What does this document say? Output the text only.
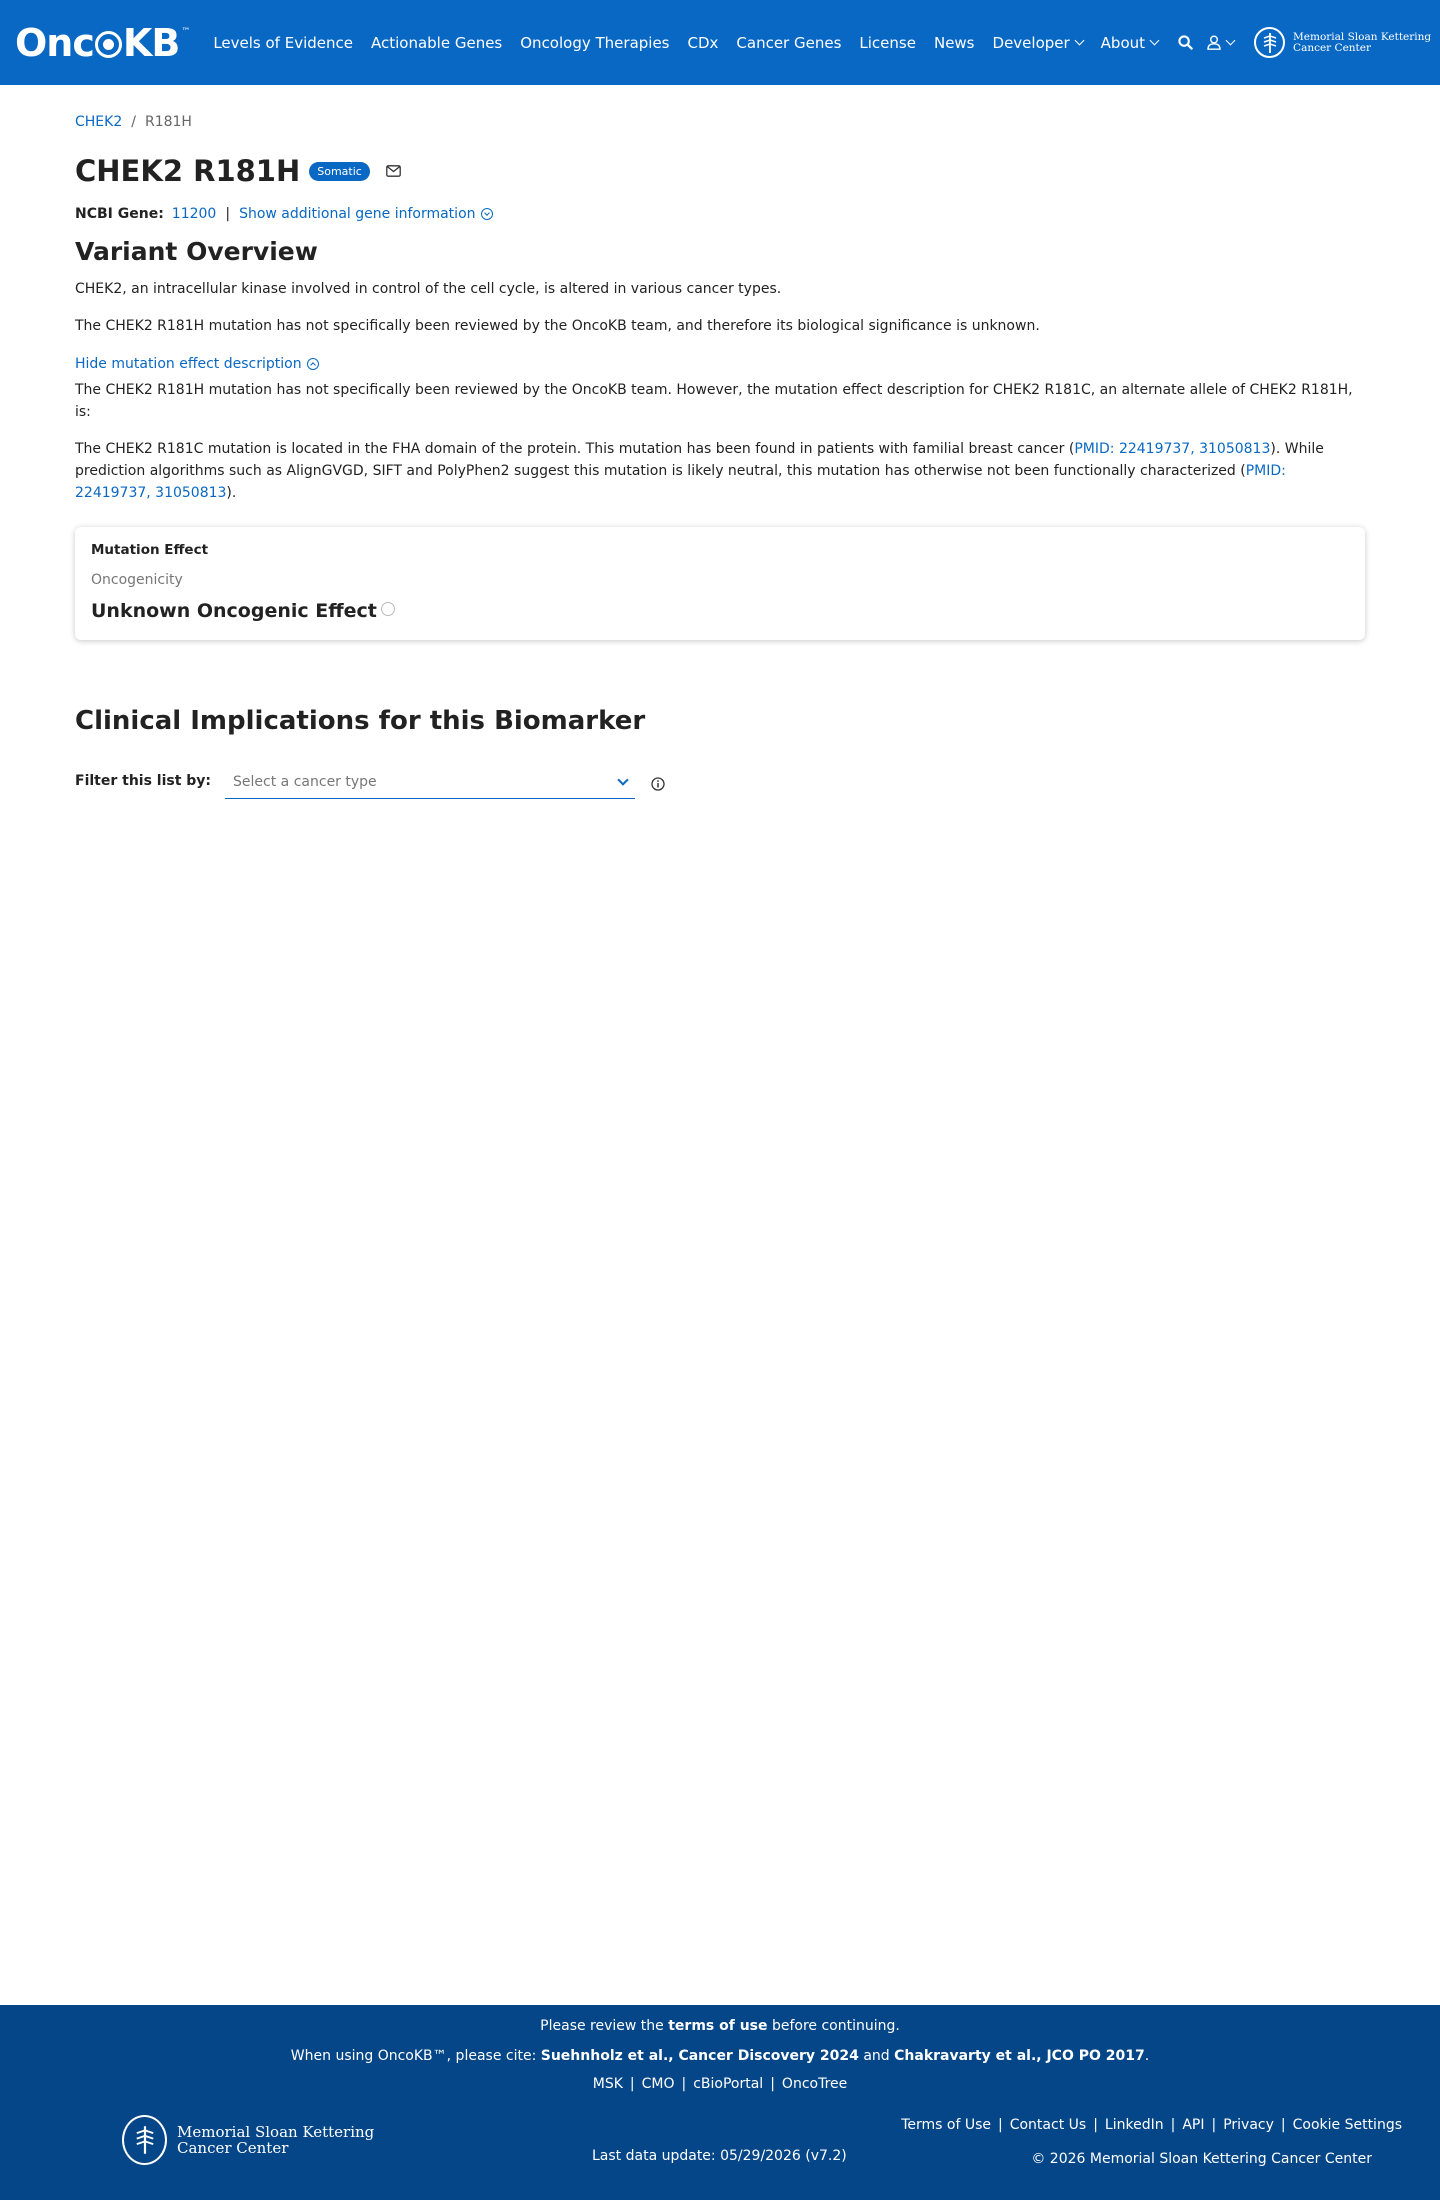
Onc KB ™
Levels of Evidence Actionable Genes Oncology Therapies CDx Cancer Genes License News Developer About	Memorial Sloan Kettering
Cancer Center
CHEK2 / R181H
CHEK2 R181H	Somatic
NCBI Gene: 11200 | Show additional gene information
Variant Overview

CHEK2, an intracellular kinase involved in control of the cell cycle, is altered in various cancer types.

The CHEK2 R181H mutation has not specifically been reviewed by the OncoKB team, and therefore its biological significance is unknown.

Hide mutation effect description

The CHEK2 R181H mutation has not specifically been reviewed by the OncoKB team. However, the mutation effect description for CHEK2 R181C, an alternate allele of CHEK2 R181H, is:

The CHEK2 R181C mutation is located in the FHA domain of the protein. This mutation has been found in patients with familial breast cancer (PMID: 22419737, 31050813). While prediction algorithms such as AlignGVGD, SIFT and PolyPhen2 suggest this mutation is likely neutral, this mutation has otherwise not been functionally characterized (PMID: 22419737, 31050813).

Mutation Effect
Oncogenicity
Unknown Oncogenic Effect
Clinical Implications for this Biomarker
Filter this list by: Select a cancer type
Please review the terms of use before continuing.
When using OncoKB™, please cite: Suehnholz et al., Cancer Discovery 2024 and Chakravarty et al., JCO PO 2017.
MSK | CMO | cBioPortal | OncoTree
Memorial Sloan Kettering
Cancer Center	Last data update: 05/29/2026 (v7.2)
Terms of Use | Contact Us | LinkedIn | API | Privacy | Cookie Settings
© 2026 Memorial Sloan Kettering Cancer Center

◆ TASK BRIEF:
With the pictures removed, return each record above exactly as given.

◆ ANSWER SPACE:
What does this document say? Output the text only.
Onc KB ™
Levels of Evidence Actionable Genes Oncology Therapies CDx Cancer Genes License News Developer About	Memorial Sloan Kettering
Cancer Center
CHEK2 / R181H
CHEK2 R181H	Somatic
NCBI Gene: 11200 | Show additional gene information
Variant Overview

CHEK2, an intracellular kinase involved in control of the cell cycle, is altered in various cancer types.

The CHEK2 R181H mutation has not specifically been reviewed by the OncoKB team, and therefore its biological significance is unknown.

Hide mutation effect description

The CHEK2 R181H mutation has not specifically been reviewed by the OncoKB team. However, the mutation effect description for CHEK2 R181C, an alternate allele of CHEK2 R181H, is:

The CHEK2 R181C mutation is located in the FHA domain of the protein. This mutation has been found in patients with familial breast cancer (PMID: 22419737, 31050813). While prediction algorithms such as AlignGVGD, SIFT and PolyPhen2 suggest this mutation is likely neutral, this mutation has otherwise not been functionally characterized (PMID: 22419737, 31050813).

Mutation Effect
Oncogenicity
Unknown Oncogenic Effect
Clinical Implications for this Biomarker
Filter this list by: Select a cancer type
Please review the terms of use before continuing.
When using OncoKB™, please cite: Suehnholz et al., Cancer Discovery 2024 and Chakravarty et al., JCO PO 2017.
MSK | CMO | cBioPortal | OncoTree
Memorial Sloan Kettering
Cancer Center	Last data update: 05/29/2026 (v7.2)
Terms of Use | Contact Us | LinkedIn | API | Privacy | Cookie Settings
© 2026 Memorial Sloan Kettering Cancer Center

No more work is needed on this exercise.